■ Exercise aim
Quote every entry word for word.

*** Input for this task ***

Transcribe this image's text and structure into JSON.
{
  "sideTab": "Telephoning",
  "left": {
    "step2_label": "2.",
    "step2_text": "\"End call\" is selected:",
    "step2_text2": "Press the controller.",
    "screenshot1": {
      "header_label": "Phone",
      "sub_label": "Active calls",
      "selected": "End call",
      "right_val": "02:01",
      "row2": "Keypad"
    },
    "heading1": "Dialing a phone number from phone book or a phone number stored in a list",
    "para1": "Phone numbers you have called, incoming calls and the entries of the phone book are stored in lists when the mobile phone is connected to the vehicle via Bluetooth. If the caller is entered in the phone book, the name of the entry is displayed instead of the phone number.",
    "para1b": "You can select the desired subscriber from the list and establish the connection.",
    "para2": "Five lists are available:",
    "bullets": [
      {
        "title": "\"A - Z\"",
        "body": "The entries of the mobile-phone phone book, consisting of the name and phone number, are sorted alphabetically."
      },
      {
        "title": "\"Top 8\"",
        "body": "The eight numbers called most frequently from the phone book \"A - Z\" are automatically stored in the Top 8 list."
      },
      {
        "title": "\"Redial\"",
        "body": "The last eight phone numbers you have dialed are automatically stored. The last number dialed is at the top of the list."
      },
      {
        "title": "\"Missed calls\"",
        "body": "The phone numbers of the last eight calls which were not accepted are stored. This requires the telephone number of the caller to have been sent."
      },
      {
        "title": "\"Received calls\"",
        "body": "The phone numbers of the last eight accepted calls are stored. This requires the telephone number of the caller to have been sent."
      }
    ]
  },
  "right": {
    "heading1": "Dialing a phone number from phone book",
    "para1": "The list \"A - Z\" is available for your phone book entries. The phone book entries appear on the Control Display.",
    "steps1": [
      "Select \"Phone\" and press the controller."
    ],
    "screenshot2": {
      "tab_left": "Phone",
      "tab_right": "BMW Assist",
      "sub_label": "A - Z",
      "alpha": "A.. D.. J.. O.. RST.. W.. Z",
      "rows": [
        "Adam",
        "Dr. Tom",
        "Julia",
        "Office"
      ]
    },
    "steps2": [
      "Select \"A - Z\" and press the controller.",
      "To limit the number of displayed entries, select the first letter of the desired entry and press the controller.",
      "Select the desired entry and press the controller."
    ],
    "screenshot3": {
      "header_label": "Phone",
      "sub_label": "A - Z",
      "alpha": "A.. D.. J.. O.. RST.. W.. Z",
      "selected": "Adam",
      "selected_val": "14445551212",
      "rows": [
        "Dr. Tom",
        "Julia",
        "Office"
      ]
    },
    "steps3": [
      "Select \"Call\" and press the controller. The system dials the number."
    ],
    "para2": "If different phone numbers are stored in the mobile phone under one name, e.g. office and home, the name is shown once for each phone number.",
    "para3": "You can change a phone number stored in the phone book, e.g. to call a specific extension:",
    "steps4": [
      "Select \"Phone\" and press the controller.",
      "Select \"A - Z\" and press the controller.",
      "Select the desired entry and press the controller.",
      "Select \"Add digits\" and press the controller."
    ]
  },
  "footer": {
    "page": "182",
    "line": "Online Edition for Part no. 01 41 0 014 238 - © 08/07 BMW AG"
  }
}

***

■ Solution for this task
Transcribe this image's text and structure into JSON.
{
  "sideTab": "Telephoning",
  "left": {
    "step2_label": "2.",
    "step2_text": "\"End call\" is selected:",
    "step2_text2": "Press the controller.",
    "screenshot1": {
      "header_label": "Phone",
      "sub_label": "Active calls",
      "selected": "End call",
      "right_val": "02:01",
      "row2": "Keypad"
    },
    "heading1": "Dialing a phone number from phone book or a phone number stored in a list",
    "para1": "Phone numbers you have called, incoming calls and the entries of the phone book are stored in lists when the mobile phone is connected to the vehicle via Bluetooth. If the caller is entered in the phone book, the name of the entry is displayed instead of the phone number.",
    "para1b": "You can select the desired subscriber from the list and establish the connection.",
    "para2": "Five lists are available:",
    "bullets": [
      {
        "title": "\"A - Z\"",
        "body": "The entries of the mobile-phone phone book, consisting of the name and phone number, are sorted alphabetically."
      },
      {
        "title": "\"Top 8\"",
        "body": "The eight numbers called most frequently from the phone book \"A - Z\" are automatically stored in the Top 8 list."
      },
      {
        "title": "\"Redial\"",
        "body": "The last eight phone numbers you have dialed are automatically stored. The last number dialed is at the top of the list."
      },
      {
        "title": "\"Missed calls\"",
        "body": "The phone numbers of the last eight calls which were not accepted are stored. This requires the telephone number of the caller to have been sent."
      },
      {
        "title": "\"Received calls\"",
        "body": "The phone numbers of the last eight accepted calls are stored. This requires the telephone number of the caller to have been sent."
      }
    ]
  },
  "right": {
    "heading1": "Dialing a phone number from phone book",
    "para1": "The list \"A - Z\" is available for your phone book entries. The phone book entries appear on the Control Display.",
    "steps1": [
      "Select \"Phone\" and press the controller."
    ],
    "screenshot2": {
      "tab_left": "Phone",
      "tab_right": "BMW Assist",
      "sub_label": "A - Z",
      "alpha": "A.. D.. J.. O.. RST.. W.. Z",
      "rows": [
        "Adam",
        "Dr. Tom",
        "Julia",
        "Office"
      ]
    },
    "steps2": [
      "Select \"A - Z\" and press the controller.",
      "To limit the number of displayed entries, select the first letter of the desired entry and press the controller.",
      "Select the desired entry and press the controller."
    ],
    "screenshot3": {
      "header_label": "Phone",
      "sub_label": "A - Z",
      "alpha": "A.. D.. J.. O.. RST.. W.. Z",
      "selected": "Adam",
      "selected_val": "14445551212",
      "rows": [
        "Dr. Tom",
        "Julia",
        "Office"
      ]
    },
    "steps3": [
      "Select \"Call\" and press the controller. The system dials the number."
    ],
    "para2": "If different phone numbers are stored in the mobile phone under one name, e.g. office and home, the name is shown once for each phone number.",
    "para3": "You can change a phone number stored in the phone book, e.g. to call a specific extension:",
    "steps4": [
      "Select \"Phone\" and press the controller.",
      "Select \"A - Z\" and press the controller.",
      "Select the desired entry and press the controller.",
      "Select \"Add digits\" and press the controller."
    ]
  },
  "footer": {
    "page": "182",
    "line": "Online Edition for Part no. 01 41 0 014 238 - © 08/07 BMW AG"
  }
}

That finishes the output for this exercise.